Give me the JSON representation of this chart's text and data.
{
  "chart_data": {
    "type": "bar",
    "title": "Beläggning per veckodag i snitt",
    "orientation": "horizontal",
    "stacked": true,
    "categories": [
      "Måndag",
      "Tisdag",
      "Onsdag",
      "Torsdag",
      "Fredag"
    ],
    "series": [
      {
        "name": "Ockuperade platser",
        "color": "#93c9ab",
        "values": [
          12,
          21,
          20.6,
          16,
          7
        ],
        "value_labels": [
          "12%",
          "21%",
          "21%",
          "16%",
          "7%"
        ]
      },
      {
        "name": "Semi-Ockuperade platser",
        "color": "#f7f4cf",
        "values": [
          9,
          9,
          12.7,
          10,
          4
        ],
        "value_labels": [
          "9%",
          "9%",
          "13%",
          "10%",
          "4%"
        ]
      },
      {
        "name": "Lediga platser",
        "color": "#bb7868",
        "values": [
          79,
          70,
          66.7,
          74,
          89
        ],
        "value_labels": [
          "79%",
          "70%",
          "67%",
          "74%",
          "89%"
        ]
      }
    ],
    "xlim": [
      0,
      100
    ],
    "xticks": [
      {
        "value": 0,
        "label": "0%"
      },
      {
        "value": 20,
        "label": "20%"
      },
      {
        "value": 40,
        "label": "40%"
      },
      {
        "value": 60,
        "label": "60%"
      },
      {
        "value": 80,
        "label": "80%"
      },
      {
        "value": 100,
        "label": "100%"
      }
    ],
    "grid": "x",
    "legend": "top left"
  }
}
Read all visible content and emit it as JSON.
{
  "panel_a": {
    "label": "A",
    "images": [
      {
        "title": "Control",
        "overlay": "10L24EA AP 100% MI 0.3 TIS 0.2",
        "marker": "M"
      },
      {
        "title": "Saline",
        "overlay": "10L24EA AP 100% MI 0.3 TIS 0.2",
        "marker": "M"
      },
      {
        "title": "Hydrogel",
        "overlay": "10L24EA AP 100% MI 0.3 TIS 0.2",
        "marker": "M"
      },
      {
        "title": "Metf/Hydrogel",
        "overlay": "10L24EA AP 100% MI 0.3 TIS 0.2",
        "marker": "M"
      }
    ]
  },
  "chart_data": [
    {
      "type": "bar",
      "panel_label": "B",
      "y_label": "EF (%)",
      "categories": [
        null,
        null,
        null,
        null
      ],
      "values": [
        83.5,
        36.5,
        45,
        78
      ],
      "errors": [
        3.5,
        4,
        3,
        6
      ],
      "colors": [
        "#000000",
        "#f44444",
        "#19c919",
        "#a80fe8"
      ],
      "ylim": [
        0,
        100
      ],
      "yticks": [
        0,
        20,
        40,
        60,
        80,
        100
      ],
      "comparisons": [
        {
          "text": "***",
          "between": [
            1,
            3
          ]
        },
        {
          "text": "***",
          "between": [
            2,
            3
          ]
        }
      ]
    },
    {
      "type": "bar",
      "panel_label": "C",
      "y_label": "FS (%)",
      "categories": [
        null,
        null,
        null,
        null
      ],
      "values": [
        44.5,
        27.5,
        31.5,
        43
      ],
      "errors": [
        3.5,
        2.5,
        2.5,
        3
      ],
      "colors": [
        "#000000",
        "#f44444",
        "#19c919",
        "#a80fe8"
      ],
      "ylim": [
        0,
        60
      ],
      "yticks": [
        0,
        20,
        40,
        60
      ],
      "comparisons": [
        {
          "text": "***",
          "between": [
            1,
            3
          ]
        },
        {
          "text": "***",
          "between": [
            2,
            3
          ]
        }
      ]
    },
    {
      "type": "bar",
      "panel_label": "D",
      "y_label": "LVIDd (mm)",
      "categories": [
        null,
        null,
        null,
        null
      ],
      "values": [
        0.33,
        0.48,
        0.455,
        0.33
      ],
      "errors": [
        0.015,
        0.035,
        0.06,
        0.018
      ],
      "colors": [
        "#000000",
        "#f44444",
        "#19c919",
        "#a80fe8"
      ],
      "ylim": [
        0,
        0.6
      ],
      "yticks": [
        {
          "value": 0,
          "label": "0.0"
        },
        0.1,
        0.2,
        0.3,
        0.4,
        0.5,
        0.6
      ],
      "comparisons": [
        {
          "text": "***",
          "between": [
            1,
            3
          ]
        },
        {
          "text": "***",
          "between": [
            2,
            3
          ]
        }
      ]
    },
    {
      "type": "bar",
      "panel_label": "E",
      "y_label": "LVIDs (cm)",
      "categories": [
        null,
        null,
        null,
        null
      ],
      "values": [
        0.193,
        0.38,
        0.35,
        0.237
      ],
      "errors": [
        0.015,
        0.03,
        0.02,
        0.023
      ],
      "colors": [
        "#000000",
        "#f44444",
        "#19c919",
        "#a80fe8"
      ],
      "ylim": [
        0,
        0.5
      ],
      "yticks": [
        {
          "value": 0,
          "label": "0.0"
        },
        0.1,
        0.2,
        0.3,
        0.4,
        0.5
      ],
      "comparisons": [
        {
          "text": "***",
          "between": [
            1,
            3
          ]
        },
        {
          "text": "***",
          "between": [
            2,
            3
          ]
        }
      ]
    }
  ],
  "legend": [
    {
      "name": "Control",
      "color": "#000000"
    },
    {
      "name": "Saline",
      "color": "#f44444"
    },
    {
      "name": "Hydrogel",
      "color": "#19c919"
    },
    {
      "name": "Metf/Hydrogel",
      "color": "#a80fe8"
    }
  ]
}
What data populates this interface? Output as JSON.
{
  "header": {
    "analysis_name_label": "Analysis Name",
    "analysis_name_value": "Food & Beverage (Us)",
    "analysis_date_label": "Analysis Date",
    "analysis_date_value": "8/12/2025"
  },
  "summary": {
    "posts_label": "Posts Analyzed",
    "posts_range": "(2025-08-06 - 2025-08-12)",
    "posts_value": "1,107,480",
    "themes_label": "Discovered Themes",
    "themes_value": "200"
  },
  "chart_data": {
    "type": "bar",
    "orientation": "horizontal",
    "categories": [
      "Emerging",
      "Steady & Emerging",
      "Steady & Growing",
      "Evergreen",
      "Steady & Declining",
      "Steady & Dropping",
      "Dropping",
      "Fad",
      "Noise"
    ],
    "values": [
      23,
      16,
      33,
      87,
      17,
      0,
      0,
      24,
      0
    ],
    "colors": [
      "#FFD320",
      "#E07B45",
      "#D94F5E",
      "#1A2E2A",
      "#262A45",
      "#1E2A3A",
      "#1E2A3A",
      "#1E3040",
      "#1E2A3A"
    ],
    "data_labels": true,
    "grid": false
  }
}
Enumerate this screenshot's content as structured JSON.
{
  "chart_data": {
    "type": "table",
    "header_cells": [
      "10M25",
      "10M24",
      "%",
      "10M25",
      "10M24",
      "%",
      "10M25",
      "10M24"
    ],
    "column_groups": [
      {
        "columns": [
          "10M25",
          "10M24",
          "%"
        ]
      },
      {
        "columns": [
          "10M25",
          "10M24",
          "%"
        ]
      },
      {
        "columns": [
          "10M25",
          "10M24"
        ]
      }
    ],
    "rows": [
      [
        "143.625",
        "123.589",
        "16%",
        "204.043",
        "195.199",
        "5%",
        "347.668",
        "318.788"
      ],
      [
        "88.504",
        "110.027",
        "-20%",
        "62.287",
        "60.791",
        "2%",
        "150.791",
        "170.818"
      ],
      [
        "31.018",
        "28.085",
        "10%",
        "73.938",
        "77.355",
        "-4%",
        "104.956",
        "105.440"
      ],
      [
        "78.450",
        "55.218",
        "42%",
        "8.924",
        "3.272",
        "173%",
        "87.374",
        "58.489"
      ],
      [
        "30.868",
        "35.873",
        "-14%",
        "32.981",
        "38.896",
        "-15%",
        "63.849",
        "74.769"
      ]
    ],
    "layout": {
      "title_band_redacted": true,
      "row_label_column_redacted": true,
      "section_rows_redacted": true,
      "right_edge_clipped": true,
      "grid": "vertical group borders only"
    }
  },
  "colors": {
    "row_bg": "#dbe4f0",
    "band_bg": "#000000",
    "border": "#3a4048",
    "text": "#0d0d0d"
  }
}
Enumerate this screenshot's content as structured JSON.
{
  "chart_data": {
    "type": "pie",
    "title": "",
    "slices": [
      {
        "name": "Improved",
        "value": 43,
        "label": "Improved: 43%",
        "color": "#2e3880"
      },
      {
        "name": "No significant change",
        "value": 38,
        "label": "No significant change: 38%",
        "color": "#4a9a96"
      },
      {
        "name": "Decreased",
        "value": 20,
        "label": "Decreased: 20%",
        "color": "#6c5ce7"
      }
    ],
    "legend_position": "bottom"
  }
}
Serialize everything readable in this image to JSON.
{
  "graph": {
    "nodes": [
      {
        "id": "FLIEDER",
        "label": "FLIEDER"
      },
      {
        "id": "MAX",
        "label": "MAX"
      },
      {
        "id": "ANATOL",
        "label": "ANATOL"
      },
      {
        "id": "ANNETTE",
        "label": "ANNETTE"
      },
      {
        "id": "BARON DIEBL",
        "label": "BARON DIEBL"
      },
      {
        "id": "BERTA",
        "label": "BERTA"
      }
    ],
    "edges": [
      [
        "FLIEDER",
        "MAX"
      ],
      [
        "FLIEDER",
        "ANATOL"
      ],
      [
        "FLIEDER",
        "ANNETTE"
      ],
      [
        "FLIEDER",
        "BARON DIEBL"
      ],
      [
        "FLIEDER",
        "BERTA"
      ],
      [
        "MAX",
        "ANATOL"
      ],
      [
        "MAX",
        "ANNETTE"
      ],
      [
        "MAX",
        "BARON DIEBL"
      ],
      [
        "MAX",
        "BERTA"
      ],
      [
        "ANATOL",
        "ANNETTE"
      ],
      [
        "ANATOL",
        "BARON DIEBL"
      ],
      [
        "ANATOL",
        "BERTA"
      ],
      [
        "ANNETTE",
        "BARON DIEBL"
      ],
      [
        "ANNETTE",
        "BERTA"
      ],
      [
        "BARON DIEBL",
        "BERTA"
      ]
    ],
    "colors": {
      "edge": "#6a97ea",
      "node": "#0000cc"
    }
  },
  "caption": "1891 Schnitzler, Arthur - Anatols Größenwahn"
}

What you are asked to do: Exactly reproduce the lines that run from the line with "Serialize everything readable" through the last line of the records, inclusive.

Reply:
Serialize everything readable in this image to JSON.
{
  "graph": {
    "nodes": [
      {
        "id": "FLIEDER",
        "label": "FLIEDER"
      },
      {
        "id": "MAX",
        "label": "MAX"
      },
      {
        "id": "ANATOL",
        "label": "ANATOL"
      },
      {
        "id": "ANNETTE",
        "label": "ANNETTE"
      },
      {
        "id": "BARON DIEBL",
        "label": "BARON DIEBL"
      },
      {
        "id": "BERTA",
        "label": "BERTA"
      }
    ],
    "edges": [
      [
        "FLIEDER",
        "MAX"
      ],
      [
        "FLIEDER",
        "ANATOL"
      ],
      [
        "FLIEDER",
        "ANNETTE"
      ],
      [
        "FLIEDER",
        "BARON DIEBL"
      ],
      [
        "FLIEDER",
        "BERTA"
      ],
      [
        "MAX",
        "ANATOL"
      ],
      [
        "MAX",
        "ANNETTE"
      ],
      [
        "MAX",
        "BARON DIEBL"
      ],
      [
        "MAX",
        "BERTA"
      ],
      [
        "ANATOL",
        "ANNETTE"
      ],
      [
        "ANATOL",
        "BARON DIEBL"
      ],
      [
        "ANATOL",
        "BERTA"
      ],
      [
        "ANNETTE",
        "BARON DIEBL"
      ],
      [
        "ANNETTE",
        "BERTA"
      ],
      [
        "BARON DIEBL",
        "BERTA"
      ]
    ],
    "colors": {
      "edge": "#6a97ea",
      "node": "#0000cc"
    }
  },
  "caption": "1891 Schnitzler, Arthur - Anatols Größenwahn"
}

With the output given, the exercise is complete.